## [Records to use]
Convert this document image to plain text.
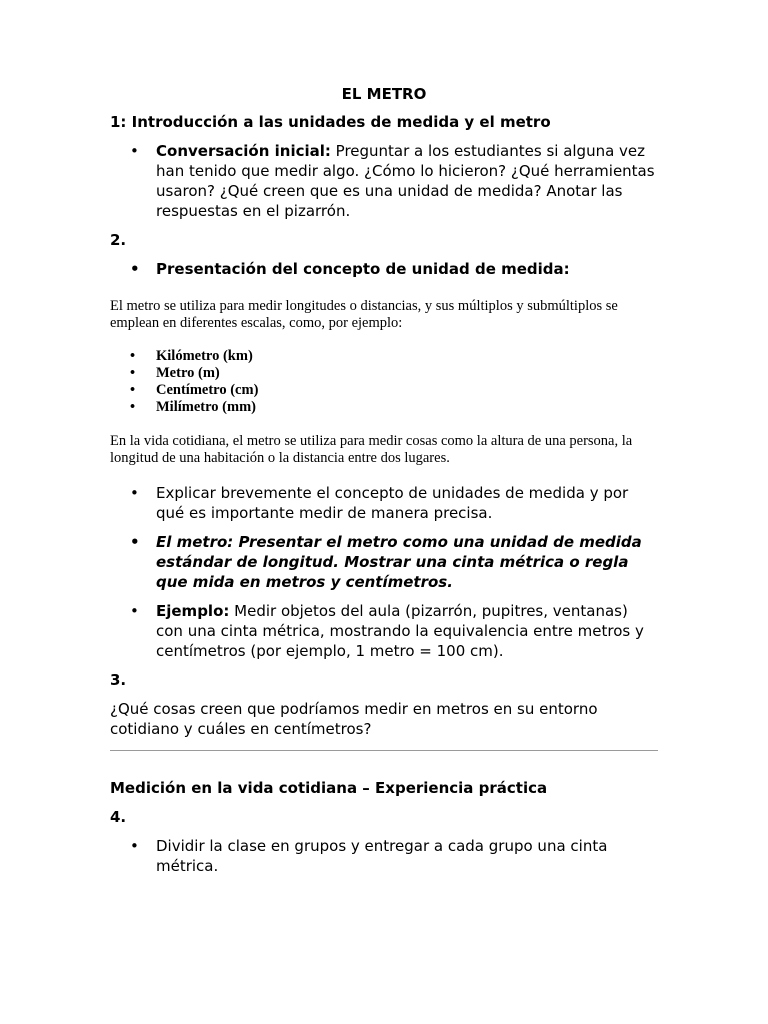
EL METRO
1: Introducción a las unidades de medida y el metro
• Conversación inicial: Preguntar a los estudiantes si alguna vez han tenido que medir algo. ¿Cómo lo hicieron? ¿Qué herramientas usaron? ¿Qué creen que es una unidad de medida? Anotar las respuestas en el pizarrón.
2.
• Presentación del concepto de unidad de medida:

El metro se utiliza para medir longitudes o distancias, y sus múltiplos y submúltiplos se emplean en diferentes escalas, como, por ejemplo:

• Kilómetro (km)
• Metro (m)
• Centímetro (cm)
• Milímetro (mm)

En la vida cotidiana, el metro se utiliza para medir cosas como la altura de una persona, la longitud de una habitación o la distancia entre dos lugares.

• Explicar brevemente el concepto de unidades de medida y por qué es importante medir de manera precisa.
• El metro: Presentar el metro como una unidad de medida estándar de longitud. Mostrar una cinta métrica o regla que mida en metros y centímetros.
• Ejemplo: Medir objetos del aula (pizarrón, pupitres, ventanas) con una cinta métrica, mostrando la equivalencia entre metros y centímetros (por ejemplo, 1 metro = 100 cm).
3.

¿Qué cosas creen que podríamos medir en metros en su entorno cotidiano y cuáles en centímetros?

Medición en la vida cotidiana – Experiencia práctica
4.
• Dividir la clase en grupos y entregar a cada grupo una cinta métrica.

## [Direction]
Your task is to reproduce all of the material exactly. The pictures stay out.

## [Written solution]
Convert this document image to plain text.
EL METRO
1: Introducción a las unidades de medida y el metro
• Conversación inicial: Preguntar a los estudiantes si alguna vez han tenido que medir algo. ¿Cómo lo hicieron? ¿Qué herramientas usaron? ¿Qué creen que es una unidad de medida? Anotar las respuestas en el pizarrón.
2.
• Presentación del concepto de unidad de medida:

El metro se utiliza para medir longitudes o distancias, y sus múltiplos y submúltiplos se emplean en diferentes escalas, como, por ejemplo:

• Kilómetro (km)
• Metro (m)
• Centímetro (cm)
• Milímetro (mm)

En la vida cotidiana, el metro se utiliza para medir cosas como la altura de una persona, la longitud de una habitación o la distancia entre dos lugares.

• Explicar brevemente el concepto de unidades de medida y por qué es importante medir de manera precisa.
• El metro: Presentar el metro como una unidad de medida estándar de longitud. Mostrar una cinta métrica o regla que mida en metros y centímetros.
• Ejemplo: Medir objetos del aula (pizarrón, pupitres, ventanas) con una cinta métrica, mostrando la equivalencia entre metros y centímetros (por ejemplo, 1 metro = 100 cm).
3.

¿Qué cosas creen que podríamos medir en metros en su entorno cotidiano y cuáles en centímetros?

Medición en la vida cotidiana – Experiencia práctica
4.
• Dividir la clase en grupos y entregar a cada grupo una cinta métrica.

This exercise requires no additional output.